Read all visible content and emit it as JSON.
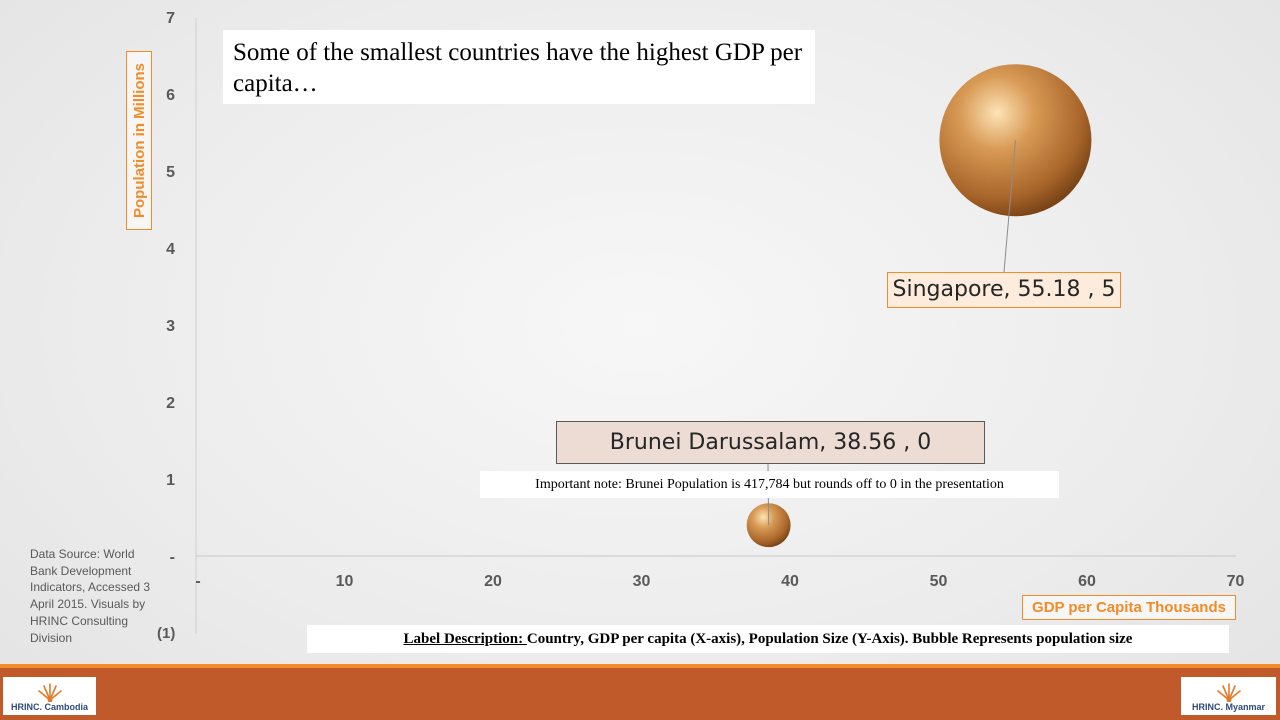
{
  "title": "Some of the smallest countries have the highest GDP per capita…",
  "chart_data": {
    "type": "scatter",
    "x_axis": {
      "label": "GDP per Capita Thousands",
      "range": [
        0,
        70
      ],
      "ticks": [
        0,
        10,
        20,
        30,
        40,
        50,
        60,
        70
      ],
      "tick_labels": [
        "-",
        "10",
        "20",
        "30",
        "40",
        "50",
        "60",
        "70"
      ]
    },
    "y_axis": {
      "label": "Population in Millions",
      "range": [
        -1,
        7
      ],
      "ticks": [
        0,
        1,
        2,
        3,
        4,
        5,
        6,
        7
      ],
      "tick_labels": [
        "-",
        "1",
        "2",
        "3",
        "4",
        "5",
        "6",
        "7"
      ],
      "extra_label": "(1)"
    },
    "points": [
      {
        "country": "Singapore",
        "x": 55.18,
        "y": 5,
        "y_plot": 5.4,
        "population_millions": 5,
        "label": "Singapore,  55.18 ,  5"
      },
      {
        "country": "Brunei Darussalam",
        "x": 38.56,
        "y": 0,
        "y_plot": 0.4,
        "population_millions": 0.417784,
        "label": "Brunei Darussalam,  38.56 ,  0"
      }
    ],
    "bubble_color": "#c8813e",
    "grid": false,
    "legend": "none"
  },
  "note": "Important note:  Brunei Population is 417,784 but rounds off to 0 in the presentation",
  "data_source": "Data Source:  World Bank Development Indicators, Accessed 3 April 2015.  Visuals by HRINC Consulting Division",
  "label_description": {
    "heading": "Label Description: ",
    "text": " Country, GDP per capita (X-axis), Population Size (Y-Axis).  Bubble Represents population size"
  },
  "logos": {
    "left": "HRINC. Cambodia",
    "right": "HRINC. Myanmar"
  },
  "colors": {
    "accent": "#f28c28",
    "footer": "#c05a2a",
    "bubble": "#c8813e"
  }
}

▬▬▬▬▬▬▬▬▬▬

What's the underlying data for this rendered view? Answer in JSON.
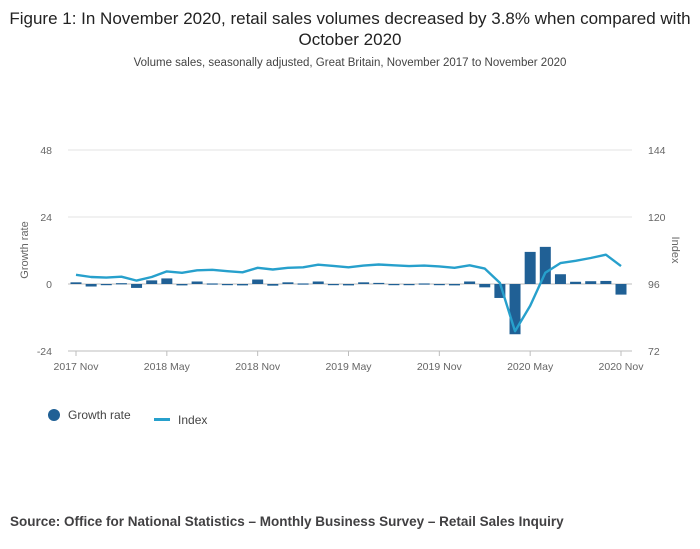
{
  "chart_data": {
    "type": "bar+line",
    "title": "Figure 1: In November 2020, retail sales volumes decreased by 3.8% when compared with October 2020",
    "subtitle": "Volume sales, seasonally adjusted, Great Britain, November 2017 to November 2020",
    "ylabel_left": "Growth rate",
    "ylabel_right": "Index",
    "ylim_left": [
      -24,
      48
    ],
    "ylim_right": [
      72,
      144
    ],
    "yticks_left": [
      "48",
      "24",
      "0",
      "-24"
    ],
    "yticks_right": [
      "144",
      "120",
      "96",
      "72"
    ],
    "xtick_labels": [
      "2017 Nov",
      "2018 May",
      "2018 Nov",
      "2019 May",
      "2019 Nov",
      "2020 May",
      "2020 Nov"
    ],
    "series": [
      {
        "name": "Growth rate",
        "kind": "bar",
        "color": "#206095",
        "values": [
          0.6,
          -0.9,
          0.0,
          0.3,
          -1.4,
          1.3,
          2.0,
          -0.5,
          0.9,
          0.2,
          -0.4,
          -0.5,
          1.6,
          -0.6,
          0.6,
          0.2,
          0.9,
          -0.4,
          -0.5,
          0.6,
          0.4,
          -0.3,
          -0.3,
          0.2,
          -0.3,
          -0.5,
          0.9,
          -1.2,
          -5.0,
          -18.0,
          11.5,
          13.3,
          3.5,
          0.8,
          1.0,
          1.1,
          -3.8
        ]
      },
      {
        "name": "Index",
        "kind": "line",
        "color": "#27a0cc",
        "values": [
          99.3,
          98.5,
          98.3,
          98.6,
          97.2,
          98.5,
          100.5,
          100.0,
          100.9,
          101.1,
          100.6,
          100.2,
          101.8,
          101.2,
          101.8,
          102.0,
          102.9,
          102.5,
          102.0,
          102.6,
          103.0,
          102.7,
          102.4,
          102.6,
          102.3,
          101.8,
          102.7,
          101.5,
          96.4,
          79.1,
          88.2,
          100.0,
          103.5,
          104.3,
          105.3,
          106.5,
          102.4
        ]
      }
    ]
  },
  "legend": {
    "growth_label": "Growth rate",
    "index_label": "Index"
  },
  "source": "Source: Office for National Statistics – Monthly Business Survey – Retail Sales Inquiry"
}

▬▬▬▬▬▬▬▬▬▬

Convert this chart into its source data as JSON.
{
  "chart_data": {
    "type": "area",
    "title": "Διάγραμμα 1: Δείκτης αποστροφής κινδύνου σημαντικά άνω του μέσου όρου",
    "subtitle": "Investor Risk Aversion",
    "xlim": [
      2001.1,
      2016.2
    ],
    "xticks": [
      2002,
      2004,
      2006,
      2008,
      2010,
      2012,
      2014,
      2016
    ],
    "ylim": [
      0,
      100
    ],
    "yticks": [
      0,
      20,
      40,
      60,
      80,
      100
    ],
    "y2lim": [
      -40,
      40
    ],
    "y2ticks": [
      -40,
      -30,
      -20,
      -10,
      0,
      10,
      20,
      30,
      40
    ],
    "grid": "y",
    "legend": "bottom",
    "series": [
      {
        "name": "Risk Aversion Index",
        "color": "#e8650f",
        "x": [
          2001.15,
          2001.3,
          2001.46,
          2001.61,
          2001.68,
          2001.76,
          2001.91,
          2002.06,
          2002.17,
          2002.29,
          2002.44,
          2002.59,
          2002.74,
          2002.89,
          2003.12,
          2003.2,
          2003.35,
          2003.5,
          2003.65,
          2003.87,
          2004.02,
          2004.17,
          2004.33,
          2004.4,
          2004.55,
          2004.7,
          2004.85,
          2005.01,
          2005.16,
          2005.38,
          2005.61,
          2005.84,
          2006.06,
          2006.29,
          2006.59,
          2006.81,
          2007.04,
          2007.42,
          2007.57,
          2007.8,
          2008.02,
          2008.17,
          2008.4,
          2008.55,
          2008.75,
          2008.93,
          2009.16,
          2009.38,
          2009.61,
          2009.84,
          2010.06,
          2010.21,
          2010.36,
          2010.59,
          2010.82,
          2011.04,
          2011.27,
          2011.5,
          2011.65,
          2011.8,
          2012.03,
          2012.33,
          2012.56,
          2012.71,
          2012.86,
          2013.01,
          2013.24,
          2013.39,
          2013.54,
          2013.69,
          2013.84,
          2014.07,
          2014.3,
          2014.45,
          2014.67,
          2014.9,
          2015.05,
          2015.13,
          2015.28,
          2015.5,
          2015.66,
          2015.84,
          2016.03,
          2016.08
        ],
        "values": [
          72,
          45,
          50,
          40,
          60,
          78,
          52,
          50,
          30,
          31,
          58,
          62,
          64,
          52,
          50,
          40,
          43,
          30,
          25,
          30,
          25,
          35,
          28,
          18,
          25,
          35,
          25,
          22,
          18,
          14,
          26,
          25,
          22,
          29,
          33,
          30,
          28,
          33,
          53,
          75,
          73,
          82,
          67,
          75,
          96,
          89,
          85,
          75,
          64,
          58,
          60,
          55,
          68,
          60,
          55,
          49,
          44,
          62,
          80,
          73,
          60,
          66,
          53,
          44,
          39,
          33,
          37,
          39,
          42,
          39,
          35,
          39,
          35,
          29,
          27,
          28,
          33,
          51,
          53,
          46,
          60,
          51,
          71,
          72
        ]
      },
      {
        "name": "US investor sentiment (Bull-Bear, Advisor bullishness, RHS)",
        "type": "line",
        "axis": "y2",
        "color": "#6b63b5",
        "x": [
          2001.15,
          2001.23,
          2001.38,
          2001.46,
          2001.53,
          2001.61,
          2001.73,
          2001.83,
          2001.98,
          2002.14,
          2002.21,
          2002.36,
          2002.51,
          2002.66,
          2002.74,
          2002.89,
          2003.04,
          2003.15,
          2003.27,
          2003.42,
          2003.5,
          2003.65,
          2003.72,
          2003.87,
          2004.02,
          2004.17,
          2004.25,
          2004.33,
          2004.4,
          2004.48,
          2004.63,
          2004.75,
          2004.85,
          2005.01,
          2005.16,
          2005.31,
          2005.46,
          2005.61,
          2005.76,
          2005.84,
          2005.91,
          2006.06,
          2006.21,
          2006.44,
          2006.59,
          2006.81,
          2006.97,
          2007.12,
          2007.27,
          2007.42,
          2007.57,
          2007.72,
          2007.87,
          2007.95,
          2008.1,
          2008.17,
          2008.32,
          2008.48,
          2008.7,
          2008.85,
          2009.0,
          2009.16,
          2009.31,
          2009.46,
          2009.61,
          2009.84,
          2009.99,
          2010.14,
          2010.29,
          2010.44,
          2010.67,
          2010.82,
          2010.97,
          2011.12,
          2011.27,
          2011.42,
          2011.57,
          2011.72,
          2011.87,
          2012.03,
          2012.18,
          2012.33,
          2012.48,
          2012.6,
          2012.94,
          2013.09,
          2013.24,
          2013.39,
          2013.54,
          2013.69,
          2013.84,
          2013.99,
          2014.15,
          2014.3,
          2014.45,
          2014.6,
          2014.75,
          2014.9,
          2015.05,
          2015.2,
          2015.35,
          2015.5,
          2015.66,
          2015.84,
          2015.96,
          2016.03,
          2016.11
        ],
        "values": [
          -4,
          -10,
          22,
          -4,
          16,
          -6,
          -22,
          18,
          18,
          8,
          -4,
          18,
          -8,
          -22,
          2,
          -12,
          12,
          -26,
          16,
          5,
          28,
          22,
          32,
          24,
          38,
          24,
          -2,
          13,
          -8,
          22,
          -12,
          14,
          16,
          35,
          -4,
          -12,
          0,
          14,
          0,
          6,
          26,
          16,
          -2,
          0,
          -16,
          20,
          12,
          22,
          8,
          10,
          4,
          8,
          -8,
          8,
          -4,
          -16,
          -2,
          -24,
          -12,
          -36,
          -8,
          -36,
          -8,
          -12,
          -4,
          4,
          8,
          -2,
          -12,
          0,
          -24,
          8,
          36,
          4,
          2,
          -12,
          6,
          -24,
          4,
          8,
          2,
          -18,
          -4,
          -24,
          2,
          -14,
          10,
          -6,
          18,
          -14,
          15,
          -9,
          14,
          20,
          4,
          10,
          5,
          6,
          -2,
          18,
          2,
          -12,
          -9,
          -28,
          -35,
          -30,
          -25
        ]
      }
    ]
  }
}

▬▬▬▬▬▬▬▬▬▬

> DIRECTIONS FOR THIS TASK:
Give the number of lines in the entries that include the string "November", and nothing more.

> COMPLETE OUTPUT:
2